● **Given exercise**: From the listing below, copy every line with the word "grace".

====== Stored data ======

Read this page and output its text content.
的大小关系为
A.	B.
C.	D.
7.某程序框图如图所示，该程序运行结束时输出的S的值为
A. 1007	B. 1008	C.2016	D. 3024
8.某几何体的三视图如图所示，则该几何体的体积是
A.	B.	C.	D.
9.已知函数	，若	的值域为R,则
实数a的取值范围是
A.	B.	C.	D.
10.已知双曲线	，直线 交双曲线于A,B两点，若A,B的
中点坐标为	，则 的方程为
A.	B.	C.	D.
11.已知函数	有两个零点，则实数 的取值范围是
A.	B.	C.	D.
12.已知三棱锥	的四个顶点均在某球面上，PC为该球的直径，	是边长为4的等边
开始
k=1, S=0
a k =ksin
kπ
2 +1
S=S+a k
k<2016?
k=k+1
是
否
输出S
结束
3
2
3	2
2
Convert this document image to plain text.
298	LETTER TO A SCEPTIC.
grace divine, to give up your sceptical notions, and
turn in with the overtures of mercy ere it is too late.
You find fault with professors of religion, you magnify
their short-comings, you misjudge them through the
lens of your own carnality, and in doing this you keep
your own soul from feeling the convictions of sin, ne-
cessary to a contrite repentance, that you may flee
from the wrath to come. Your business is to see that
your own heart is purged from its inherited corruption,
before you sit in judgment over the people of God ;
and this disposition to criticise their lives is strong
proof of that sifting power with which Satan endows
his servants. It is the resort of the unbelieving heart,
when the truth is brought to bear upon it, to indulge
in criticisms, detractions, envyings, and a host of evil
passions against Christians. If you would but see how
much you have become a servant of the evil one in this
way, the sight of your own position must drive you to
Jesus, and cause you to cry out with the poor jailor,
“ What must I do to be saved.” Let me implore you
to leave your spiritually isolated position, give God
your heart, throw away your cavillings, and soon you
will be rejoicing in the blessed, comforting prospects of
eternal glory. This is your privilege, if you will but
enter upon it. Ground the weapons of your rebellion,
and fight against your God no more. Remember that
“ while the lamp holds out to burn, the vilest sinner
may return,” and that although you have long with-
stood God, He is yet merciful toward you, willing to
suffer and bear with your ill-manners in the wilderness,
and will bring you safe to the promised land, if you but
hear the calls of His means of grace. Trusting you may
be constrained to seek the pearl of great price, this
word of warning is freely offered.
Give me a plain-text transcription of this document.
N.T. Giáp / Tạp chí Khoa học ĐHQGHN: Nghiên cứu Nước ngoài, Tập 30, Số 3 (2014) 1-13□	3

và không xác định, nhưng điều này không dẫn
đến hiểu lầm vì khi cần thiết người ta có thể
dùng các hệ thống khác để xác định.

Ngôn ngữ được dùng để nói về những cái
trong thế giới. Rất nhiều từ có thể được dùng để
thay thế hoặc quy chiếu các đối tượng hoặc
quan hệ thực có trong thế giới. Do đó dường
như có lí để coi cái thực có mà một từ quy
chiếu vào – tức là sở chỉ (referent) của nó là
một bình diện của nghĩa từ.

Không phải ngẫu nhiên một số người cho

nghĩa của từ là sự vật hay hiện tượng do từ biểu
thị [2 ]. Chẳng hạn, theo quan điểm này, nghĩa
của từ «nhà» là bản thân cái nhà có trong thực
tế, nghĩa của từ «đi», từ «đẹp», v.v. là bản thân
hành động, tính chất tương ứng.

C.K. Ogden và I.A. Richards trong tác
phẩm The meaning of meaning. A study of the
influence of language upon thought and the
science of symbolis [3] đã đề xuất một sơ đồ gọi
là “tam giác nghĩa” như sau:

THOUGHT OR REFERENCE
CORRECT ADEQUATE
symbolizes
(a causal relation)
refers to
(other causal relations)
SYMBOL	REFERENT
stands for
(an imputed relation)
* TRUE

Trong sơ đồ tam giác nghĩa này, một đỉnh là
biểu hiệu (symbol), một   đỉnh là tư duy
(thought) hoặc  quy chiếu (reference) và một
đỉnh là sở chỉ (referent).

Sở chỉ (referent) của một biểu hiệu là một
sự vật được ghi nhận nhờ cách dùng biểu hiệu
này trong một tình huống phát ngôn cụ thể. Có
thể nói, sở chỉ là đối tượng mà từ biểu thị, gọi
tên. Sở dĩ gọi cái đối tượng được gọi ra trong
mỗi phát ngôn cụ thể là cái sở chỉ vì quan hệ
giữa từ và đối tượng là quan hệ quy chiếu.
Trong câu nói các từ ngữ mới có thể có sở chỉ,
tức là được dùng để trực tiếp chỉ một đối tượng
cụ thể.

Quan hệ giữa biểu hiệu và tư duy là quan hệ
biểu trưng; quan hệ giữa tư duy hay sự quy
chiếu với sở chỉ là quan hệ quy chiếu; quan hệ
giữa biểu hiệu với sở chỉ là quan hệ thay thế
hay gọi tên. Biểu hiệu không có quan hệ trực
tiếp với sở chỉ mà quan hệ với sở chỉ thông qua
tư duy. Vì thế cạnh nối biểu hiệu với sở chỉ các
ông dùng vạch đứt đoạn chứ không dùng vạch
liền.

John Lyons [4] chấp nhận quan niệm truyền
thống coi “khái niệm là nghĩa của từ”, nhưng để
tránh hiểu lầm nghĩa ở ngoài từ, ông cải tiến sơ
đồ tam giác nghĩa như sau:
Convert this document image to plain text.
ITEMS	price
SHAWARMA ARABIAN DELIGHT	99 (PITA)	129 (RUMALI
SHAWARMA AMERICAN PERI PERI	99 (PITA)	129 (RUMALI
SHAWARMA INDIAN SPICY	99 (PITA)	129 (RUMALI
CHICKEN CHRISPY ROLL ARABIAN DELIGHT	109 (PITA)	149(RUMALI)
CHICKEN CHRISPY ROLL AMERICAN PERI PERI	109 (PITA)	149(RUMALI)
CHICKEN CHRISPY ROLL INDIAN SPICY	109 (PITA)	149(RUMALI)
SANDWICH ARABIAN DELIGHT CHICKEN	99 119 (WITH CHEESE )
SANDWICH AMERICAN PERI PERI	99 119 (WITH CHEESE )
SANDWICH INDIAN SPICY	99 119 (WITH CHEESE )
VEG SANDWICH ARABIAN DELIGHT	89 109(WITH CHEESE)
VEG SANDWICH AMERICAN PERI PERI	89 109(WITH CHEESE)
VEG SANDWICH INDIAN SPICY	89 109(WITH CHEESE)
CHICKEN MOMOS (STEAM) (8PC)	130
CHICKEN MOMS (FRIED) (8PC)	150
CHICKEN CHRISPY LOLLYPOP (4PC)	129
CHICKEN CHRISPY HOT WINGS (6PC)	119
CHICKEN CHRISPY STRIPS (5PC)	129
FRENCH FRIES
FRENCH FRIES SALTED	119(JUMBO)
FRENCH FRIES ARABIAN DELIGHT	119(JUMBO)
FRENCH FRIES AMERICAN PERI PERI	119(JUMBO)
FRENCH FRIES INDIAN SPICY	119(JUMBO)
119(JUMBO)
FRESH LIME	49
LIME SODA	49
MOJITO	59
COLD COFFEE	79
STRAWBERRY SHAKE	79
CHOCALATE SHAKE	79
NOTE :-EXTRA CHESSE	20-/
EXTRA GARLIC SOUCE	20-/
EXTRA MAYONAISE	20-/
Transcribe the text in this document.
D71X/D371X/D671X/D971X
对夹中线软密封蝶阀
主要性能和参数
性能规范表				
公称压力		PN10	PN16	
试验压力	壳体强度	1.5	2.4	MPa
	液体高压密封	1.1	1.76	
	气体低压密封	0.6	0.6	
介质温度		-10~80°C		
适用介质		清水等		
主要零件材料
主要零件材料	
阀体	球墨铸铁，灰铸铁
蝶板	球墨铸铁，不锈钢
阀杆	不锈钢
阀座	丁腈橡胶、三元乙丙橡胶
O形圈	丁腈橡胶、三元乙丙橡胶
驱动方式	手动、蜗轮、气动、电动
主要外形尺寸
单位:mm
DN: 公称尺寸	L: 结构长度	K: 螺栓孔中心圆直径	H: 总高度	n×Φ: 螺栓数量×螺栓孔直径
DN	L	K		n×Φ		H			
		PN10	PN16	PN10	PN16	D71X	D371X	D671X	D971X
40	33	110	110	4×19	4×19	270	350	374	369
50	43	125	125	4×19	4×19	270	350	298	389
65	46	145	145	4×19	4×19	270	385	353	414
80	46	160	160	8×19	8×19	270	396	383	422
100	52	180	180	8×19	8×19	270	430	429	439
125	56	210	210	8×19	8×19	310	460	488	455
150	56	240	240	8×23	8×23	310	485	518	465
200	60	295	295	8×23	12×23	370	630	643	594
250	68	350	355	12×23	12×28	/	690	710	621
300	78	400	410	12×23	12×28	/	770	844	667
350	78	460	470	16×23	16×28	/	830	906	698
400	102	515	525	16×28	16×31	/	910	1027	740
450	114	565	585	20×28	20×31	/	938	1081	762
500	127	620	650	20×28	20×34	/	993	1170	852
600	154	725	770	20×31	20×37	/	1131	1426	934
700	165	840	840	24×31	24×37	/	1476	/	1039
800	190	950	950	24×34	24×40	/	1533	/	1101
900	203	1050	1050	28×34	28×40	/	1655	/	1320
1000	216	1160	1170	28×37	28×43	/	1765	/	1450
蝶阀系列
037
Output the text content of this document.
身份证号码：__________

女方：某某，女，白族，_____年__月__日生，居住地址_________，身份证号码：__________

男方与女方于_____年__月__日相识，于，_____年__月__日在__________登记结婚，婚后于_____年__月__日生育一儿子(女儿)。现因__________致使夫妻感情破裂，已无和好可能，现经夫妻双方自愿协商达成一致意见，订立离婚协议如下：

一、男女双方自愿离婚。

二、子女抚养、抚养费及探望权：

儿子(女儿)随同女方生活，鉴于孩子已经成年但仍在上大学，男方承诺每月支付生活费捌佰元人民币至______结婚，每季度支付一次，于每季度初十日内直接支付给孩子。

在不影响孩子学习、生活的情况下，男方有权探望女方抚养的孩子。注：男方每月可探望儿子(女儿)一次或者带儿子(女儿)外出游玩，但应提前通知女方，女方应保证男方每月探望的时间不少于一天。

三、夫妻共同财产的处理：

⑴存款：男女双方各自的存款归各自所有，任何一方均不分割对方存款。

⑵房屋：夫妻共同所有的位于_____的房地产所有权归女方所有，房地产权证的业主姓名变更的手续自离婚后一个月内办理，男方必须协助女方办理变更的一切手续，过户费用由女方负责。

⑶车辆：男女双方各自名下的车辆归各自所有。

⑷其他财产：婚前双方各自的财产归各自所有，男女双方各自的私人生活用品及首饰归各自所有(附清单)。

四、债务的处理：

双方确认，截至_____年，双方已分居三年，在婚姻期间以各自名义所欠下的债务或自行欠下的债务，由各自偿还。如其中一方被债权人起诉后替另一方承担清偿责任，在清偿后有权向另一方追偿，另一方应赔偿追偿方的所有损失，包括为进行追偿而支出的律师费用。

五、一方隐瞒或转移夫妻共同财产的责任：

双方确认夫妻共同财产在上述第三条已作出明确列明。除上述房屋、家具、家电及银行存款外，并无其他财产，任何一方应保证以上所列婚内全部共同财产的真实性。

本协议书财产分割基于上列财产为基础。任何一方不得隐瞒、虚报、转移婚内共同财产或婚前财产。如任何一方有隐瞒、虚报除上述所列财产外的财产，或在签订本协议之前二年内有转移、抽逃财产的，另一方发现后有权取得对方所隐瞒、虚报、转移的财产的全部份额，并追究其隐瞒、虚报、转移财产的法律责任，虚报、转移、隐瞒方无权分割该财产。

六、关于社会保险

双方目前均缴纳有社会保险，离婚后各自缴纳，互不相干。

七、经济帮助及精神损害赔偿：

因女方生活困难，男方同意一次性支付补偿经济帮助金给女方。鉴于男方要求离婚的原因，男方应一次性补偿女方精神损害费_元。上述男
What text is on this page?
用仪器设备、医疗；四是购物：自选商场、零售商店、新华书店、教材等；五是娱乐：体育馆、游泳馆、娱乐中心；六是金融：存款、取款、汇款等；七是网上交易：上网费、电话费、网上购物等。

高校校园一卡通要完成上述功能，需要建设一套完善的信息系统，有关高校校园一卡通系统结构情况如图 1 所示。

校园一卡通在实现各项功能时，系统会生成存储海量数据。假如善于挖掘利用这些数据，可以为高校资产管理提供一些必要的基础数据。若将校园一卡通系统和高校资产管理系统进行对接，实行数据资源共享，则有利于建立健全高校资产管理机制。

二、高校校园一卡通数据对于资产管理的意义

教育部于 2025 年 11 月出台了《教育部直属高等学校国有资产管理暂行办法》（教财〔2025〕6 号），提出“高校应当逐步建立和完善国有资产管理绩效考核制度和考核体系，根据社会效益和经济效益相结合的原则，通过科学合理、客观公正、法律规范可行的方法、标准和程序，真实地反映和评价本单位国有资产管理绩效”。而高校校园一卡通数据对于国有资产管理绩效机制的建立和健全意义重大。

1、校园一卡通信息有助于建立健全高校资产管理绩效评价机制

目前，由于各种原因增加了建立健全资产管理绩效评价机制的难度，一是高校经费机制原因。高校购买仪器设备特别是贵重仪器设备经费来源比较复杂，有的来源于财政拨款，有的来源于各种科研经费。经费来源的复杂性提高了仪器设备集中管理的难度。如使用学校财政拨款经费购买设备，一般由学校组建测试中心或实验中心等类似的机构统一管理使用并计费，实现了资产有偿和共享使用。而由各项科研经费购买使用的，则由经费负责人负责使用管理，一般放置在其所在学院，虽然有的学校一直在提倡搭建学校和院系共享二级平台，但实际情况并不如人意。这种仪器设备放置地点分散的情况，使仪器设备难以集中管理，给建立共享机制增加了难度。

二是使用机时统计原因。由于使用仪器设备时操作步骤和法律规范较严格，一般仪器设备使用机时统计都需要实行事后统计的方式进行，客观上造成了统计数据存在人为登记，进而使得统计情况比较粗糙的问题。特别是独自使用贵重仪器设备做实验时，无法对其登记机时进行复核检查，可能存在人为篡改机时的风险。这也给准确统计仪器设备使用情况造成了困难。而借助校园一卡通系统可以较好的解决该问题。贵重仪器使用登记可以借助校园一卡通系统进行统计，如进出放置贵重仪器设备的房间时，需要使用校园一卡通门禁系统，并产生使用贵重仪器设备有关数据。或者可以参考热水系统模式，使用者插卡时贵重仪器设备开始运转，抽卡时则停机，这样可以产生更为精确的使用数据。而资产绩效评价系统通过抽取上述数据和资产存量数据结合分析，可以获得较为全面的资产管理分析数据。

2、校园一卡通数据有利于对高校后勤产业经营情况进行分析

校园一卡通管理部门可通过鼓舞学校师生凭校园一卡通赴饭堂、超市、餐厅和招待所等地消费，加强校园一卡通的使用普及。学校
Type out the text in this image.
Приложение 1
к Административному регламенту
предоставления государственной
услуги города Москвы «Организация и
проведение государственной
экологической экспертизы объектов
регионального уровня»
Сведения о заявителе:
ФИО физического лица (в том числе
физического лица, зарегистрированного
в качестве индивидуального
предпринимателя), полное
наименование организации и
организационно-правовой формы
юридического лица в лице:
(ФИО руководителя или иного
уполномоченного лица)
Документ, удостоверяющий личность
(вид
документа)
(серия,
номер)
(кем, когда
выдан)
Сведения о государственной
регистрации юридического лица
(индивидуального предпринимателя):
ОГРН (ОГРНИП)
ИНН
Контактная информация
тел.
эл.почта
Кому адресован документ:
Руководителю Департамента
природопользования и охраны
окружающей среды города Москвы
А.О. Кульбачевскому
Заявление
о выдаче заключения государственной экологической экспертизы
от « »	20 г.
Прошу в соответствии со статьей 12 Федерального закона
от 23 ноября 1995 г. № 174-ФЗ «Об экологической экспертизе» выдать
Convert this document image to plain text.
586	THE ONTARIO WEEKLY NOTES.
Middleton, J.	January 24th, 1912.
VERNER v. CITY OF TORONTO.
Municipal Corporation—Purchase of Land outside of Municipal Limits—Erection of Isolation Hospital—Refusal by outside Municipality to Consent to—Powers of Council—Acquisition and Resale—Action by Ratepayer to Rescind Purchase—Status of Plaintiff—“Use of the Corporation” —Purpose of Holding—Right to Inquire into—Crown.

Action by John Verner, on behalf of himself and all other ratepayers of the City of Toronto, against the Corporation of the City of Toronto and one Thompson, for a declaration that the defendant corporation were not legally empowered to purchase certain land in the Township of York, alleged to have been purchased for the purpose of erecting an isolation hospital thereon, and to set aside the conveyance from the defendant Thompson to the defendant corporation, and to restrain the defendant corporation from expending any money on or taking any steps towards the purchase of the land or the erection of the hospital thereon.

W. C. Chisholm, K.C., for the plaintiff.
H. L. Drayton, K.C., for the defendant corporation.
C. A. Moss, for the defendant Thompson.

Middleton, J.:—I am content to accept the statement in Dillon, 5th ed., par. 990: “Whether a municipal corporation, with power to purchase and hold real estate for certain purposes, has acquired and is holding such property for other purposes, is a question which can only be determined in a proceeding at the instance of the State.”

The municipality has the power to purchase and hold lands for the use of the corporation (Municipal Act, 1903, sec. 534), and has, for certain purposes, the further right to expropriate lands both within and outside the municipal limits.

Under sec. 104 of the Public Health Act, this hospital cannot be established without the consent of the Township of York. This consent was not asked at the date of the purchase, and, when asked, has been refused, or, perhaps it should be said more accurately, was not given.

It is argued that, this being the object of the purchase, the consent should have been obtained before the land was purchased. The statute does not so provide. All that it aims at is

======

● **Exercise result**:
grace divine, to give up your sceptical notions, and
hear the calls of His means of grace. Trusting you may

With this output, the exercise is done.